### Exercise brief
Reproduce each of the following lines word for word.
○ ○ ○ ○
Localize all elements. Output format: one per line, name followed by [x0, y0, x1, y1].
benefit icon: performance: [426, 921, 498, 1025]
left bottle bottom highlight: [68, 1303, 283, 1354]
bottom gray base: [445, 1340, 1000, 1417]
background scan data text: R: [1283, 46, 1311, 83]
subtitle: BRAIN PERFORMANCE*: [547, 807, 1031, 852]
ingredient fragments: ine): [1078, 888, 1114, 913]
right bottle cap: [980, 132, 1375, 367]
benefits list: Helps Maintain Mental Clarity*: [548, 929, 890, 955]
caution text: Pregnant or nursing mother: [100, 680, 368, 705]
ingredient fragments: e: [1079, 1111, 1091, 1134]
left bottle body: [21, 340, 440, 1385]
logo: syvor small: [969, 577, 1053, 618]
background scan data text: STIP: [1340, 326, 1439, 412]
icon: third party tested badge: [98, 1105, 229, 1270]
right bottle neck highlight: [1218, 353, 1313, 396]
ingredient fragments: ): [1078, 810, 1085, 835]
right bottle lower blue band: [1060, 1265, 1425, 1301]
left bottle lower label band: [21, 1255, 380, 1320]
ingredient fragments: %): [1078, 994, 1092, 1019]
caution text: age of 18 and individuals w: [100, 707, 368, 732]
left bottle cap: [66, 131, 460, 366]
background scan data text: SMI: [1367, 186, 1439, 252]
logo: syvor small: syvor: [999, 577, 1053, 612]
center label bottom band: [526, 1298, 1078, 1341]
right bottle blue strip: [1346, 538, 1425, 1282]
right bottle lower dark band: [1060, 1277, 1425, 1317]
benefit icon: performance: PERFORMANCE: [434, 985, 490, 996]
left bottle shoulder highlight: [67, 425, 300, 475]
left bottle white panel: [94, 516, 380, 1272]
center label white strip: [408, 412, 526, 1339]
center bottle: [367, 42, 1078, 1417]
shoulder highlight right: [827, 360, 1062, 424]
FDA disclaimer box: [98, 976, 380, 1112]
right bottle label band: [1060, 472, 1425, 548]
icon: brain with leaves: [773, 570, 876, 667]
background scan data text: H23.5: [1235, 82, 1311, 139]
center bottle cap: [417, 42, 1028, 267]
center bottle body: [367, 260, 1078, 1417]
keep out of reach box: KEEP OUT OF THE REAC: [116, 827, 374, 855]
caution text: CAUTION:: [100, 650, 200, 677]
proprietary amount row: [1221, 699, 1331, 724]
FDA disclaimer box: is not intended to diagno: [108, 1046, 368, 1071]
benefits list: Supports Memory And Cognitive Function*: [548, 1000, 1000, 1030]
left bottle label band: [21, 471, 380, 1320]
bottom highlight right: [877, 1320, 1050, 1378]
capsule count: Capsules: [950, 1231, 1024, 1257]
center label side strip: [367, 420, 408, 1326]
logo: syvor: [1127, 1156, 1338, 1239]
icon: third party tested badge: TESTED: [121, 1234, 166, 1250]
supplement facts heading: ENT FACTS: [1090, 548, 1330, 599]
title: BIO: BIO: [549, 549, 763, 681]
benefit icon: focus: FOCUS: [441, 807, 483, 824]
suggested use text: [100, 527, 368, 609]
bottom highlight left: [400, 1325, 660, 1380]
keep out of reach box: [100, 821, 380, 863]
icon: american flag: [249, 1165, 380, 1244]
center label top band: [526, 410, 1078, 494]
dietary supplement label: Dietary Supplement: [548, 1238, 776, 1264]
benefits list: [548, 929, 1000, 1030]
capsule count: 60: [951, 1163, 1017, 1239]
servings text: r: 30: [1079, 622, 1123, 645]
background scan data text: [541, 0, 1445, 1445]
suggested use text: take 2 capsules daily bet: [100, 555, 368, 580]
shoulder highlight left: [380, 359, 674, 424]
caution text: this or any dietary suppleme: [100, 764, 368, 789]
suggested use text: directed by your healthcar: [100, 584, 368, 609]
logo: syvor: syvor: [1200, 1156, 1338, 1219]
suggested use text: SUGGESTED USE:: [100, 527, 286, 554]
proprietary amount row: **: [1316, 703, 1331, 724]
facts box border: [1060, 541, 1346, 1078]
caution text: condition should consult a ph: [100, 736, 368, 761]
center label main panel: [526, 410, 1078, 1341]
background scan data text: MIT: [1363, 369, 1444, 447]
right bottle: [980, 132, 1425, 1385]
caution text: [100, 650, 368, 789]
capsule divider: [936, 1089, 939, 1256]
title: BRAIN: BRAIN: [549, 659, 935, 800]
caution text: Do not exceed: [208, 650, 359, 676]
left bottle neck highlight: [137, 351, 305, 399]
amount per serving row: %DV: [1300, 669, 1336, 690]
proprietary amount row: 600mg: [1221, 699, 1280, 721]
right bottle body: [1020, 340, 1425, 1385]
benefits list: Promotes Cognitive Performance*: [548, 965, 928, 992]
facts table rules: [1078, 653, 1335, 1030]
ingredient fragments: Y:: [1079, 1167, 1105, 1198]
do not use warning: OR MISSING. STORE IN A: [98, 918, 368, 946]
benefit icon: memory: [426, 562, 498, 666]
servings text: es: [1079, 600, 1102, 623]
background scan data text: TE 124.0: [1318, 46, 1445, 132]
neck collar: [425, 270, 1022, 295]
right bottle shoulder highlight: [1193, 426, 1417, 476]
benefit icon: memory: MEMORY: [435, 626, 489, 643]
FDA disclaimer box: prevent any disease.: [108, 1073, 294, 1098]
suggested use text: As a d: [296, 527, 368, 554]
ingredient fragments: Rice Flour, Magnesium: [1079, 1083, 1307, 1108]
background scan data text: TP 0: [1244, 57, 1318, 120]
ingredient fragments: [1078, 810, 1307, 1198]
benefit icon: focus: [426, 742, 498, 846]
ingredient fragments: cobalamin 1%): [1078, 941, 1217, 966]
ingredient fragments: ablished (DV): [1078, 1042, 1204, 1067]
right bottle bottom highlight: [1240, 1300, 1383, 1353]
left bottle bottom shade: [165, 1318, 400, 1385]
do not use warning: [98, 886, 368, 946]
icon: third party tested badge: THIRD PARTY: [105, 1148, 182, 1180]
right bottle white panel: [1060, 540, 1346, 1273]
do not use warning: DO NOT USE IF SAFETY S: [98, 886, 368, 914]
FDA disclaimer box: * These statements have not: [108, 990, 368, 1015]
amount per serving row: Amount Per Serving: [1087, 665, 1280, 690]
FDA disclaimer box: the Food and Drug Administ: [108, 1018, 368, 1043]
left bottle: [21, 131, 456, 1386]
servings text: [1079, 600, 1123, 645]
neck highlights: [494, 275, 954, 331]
○ ○ ○ ○
### Output for this exercise
Localize all elements. Output format: one per line, name followed by [x0, y0, x1, y1].
benefit icon: performance: [426, 921, 498, 1025]
left bottle bottom highlight: [68, 1303, 283, 1354]
bottom gray base: [445, 1340, 1000, 1417]
background scan data text: R: [1283, 46, 1311, 83]
subtitle: BRAIN PERFORMANCE*: [547, 807, 1031, 852]
ingredient fragments: ine): [1078, 888, 1114, 913]
right bottle cap: [980, 132, 1375, 367]
benefits list: Helps Maintain Mental Clarity*: [548, 929, 890, 955]
caution text: Pregnant or nursing mother: [100, 680, 368, 705]
ingredient fragments: e: [1079, 1111, 1091, 1134]
left bottle body: [21, 340, 440, 1385]
logo: syvor small: [969, 577, 1053, 618]
background scan data text: STIP: [1340, 326, 1439, 412]
icon: third party tested badge: [98, 1105, 229, 1270]
right bottle neck highlight: [1218, 353, 1313, 396]
ingredient fragments: ): [1078, 810, 1085, 835]
right bottle lower blue band: [1060, 1265, 1425, 1301]
left bottle lower label band: [21, 1255, 380, 1320]
ingredient fragments: %): [1078, 994, 1092, 1019]
caution text: age of 18 and individuals w: [100, 707, 368, 732]
left bottle cap: [66, 131, 460, 366]
background scan data text: SMI: [1367, 186, 1439, 252]
logo: syvor small: syvor: [999, 577, 1053, 612]
center label bottom band: [526, 1298, 1078, 1341]
right bottle blue strip: [1346, 538, 1425, 1282]
right bottle lower dark band: [1060, 1277, 1425, 1317]
benefit icon: performance: PERFORMANCE: [434, 985, 490, 996]
left bottle shoulder highlight: [67, 425, 300, 475]
left bottle white panel: [94, 516, 380, 1272]
center label white strip: [408, 412, 526, 1339]
center bottle: [367, 42, 1078, 1417]
shoulder highlight right: [827, 360, 1062, 424]
FDA disclaimer box: [98, 976, 380, 1112]
right bottle label band: [1060, 472, 1425, 548]
icon: brain with leaves: [773, 570, 876, 667]
background scan data text: H23.5: [1235, 82, 1311, 139]
center bottle cap: [417, 42, 1028, 267]
center bottle body: [367, 260, 1078, 1417]
keep out of reach box: KEEP OUT OF THE REAC: [116, 827, 374, 855]
caution text: CAUTION:: [100, 650, 200, 677]
proprietary amount row: [1221, 699, 1331, 724]
FDA disclaimer box: is not intended to diagno: [108, 1046, 368, 1071]
benefits list: Supports Memory And Cognitive Function*: [548, 1000, 1000, 1030]
left bottle label band: [21, 471, 380, 1320]
bottom highlight right: [877, 1320, 1050, 1378]
capsule count: Capsules: [950, 1231, 1024, 1257]
center label side strip: [367, 420, 408, 1326]
logo: syvor: [1127, 1156, 1338, 1239]
icon: third party tested badge: TESTED: [121, 1234, 166, 1250]
supplement facts heading: ENT FACTS: [1090, 548, 1330, 599]
title: BIO: BIO: [549, 549, 763, 681]
benefit icon: focus: FOCUS: [441, 807, 483, 824]
suggested use text: [100, 527, 368, 609]
bottom highlight left: [400, 1325, 660, 1380]
keep out of reach box: [100, 821, 380, 863]
icon: american flag: [249, 1165, 380, 1244]
center label top band: [526, 410, 1078, 494]
dietary supplement label: Dietary Supplement: [548, 1238, 776, 1264]
benefits list: [548, 929, 1000, 1030]
capsule count: 60: [951, 1163, 1017, 1239]
servings text: r: 30: [1079, 622, 1123, 645]
background scan data text: [541, 0, 1445, 1445]
suggested use text: take 2 capsules daily bet: [100, 555, 368, 580]
shoulder highlight left: [380, 359, 674, 424]
caution text: this or any dietary suppleme: [100, 764, 368, 789]
suggested use text: directed by your healthcar: [100, 584, 368, 609]
logo: syvor: syvor: [1200, 1156, 1338, 1219]
suggested use text: SUGGESTED USE:: [100, 527, 286, 554]
proprietary amount row: **: [1316, 703, 1331, 724]
facts box border: [1060, 541, 1346, 1078]
caution text: condition should consult a ph: [100, 736, 368, 761]
center label main panel: [526, 410, 1078, 1341]
background scan data text: MIT: [1363, 369, 1444, 447]
right bottle: [980, 132, 1425, 1385]
caution text: [100, 650, 368, 789]
capsule divider: [936, 1089, 939, 1256]
title: BRAIN: BRAIN: [549, 659, 935, 800]
caution text: Do not exceed: [208, 650, 359, 676]
left bottle neck highlight: [137, 351, 305, 399]
amount per serving row: %DV: [1300, 669, 1336, 690]
proprietary amount row: 600mg: [1221, 699, 1280, 721]
right bottle body: [1020, 340, 1425, 1385]
benefits list: Promotes Cognitive Performance*: [548, 965, 928, 992]
facts table rules: [1078, 653, 1335, 1030]
ingredient fragments: Y:: [1079, 1167, 1105, 1198]
do not use warning: OR MISSING. STORE IN A: [98, 918, 368, 946]
benefit icon: memory: [426, 562, 498, 666]
servings text: es: [1079, 600, 1102, 623]
background scan data text: TE 124.0: [1318, 46, 1445, 132]
neck collar: [425, 270, 1022, 295]
right bottle shoulder highlight: [1193, 426, 1417, 476]
benefit icon: memory: MEMORY: [435, 626, 489, 643]
FDA disclaimer box: prevent any disease.: [108, 1073, 294, 1098]
suggested use text: As a d: [296, 527, 368, 554]
ingredient fragments: Rice Flour, Magnesium: [1079, 1083, 1307, 1108]
background scan data text: TP 0: [1244, 57, 1318, 120]
ingredient fragments: [1078, 810, 1307, 1198]
benefit icon: focus: [426, 742, 498, 846]
ingredient fragments: cobalamin 1%): [1078, 941, 1217, 966]
ingredient fragments: ablished (DV): [1078, 1042, 1204, 1067]
right bottle bottom highlight: [1240, 1300, 1383, 1353]
left bottle bottom shade: [165, 1318, 400, 1385]
do not use warning: [98, 886, 368, 946]
icon: third party tested badge: THIRD PARTY: [105, 1148, 182, 1180]
right bottle white panel: [1060, 540, 1346, 1273]
do not use warning: DO NOT USE IF SAFETY S: [98, 886, 368, 914]
FDA disclaimer box: * These statements have not: [108, 990, 368, 1015]
amount per serving row: Amount Per Serving: [1087, 665, 1280, 690]
FDA disclaimer box: the Food and Drug Administ: [108, 1018, 368, 1043]
left bottle: [21, 131, 456, 1386]
servings text: [1079, 600, 1123, 645]
neck highlights: [494, 275, 954, 331]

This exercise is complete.